===== SUPPLIED RECORDS =====

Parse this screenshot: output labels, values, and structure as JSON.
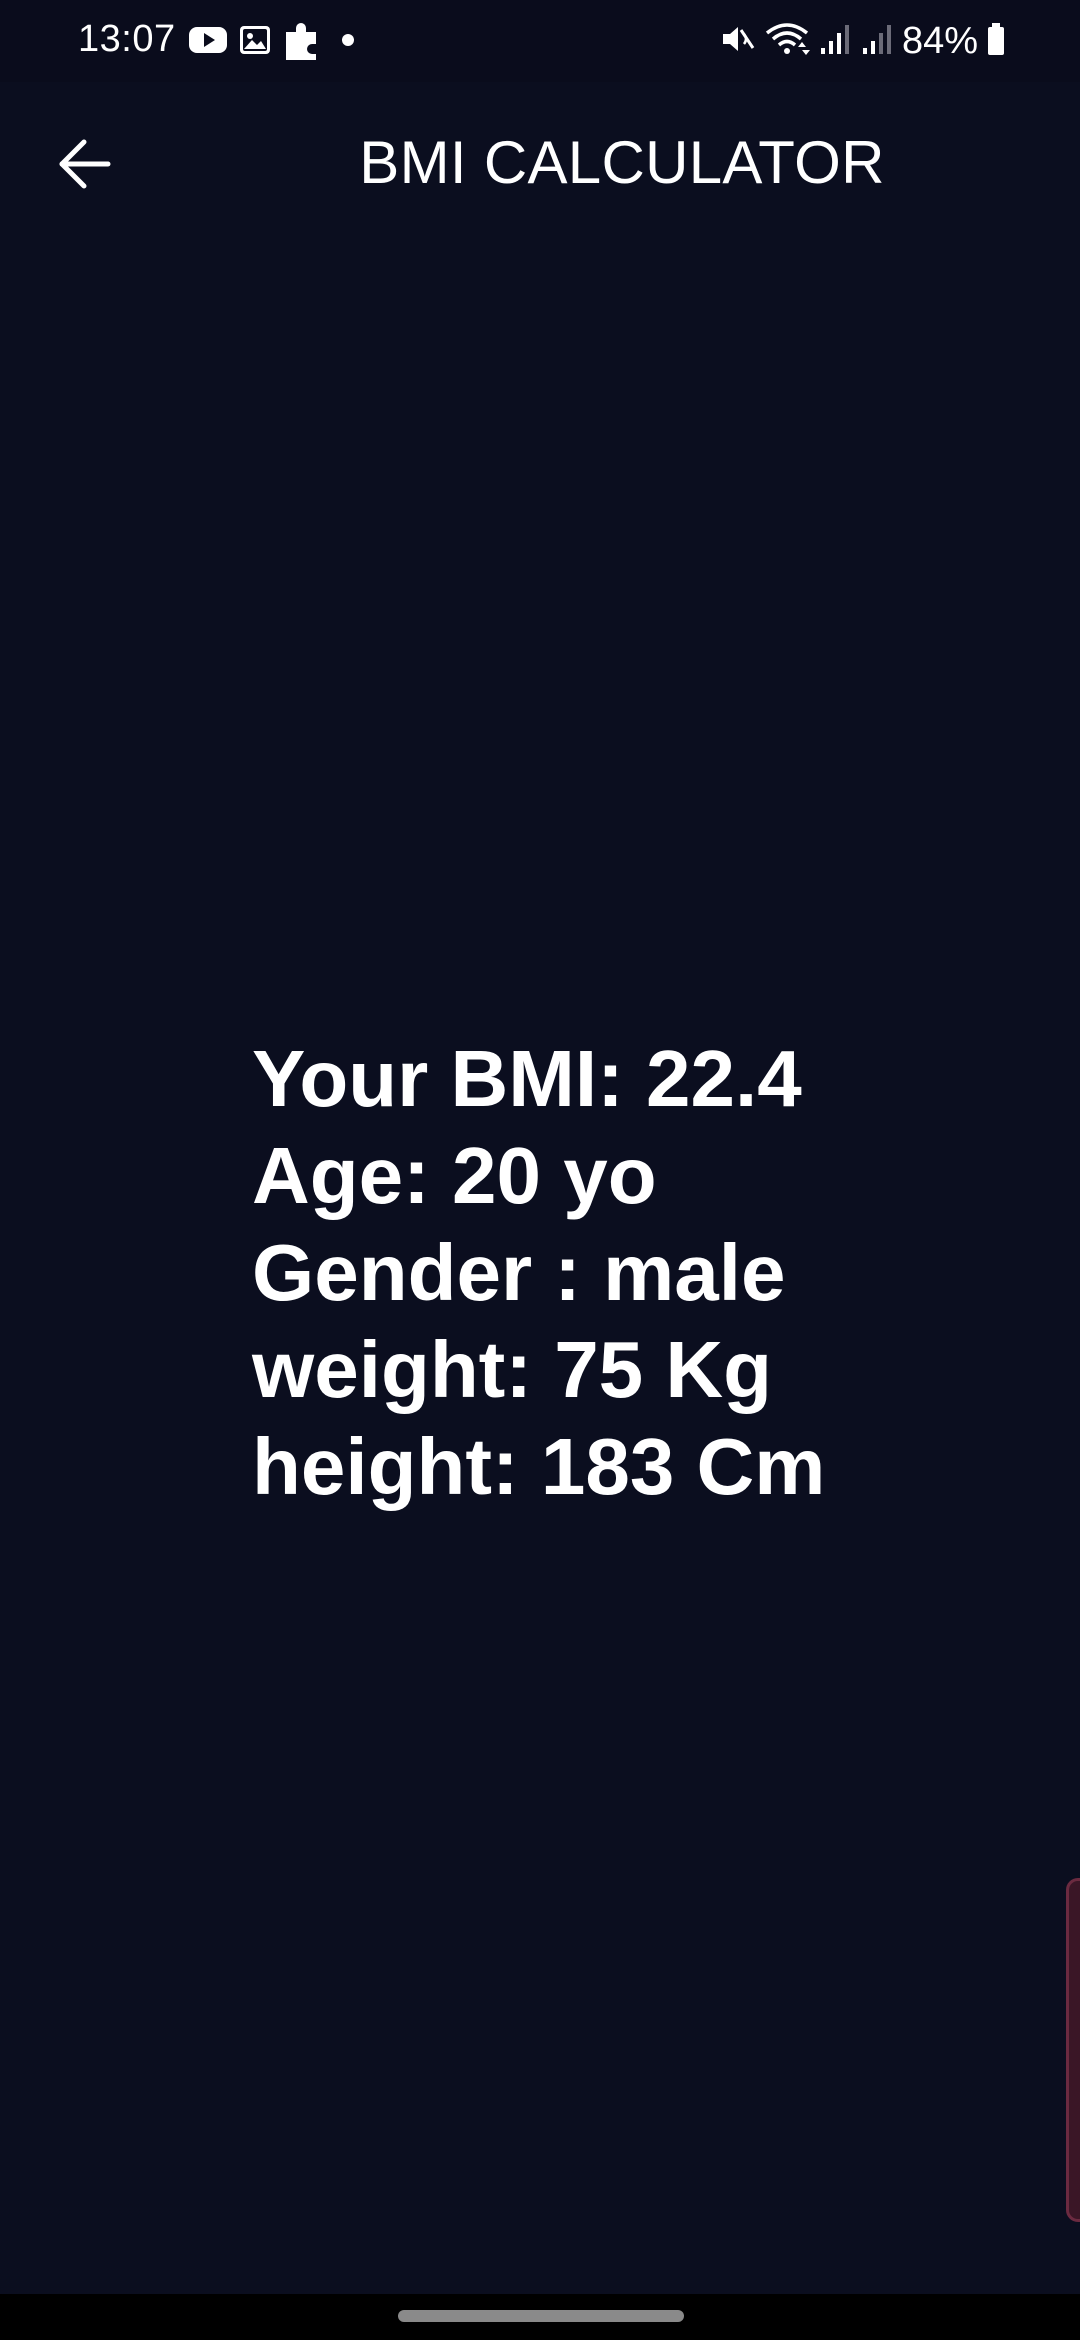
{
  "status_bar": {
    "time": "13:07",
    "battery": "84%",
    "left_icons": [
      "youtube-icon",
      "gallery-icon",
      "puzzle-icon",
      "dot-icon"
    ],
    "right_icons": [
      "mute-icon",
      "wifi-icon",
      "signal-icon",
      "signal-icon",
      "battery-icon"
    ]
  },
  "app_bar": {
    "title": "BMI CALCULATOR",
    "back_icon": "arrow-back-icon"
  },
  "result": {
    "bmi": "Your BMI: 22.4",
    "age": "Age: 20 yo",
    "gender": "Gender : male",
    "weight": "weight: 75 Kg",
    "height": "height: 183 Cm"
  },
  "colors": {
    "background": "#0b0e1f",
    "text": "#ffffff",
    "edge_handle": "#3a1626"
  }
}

=====

● EXERCISE BRIEF: Repeat the listing in full and exactly. Leave any pictures out.

● SOLUTION:
Parse this screenshot: output labels, values, and structure as JSON.
{
  "status_bar": {
    "time": "13:07",
    "battery": "84%",
    "left_icons": [
      "youtube-icon",
      "gallery-icon",
      "puzzle-icon",
      "dot-icon"
    ],
    "right_icons": [
      "mute-icon",
      "wifi-icon",
      "signal-icon",
      "signal-icon",
      "battery-icon"
    ]
  },
  "app_bar": {
    "title": "BMI CALCULATOR",
    "back_icon": "arrow-back-icon"
  },
  "result": {
    "bmi": "Your BMI: 22.4",
    "age": "Age: 20 yo",
    "gender": "Gender : male",
    "weight": "weight: 75 Kg",
    "height": "height: 183 Cm"
  },
  "colors": {
    "background": "#0b0e1f",
    "text": "#ffffff",
    "edge_handle": "#3a1626"
  }
}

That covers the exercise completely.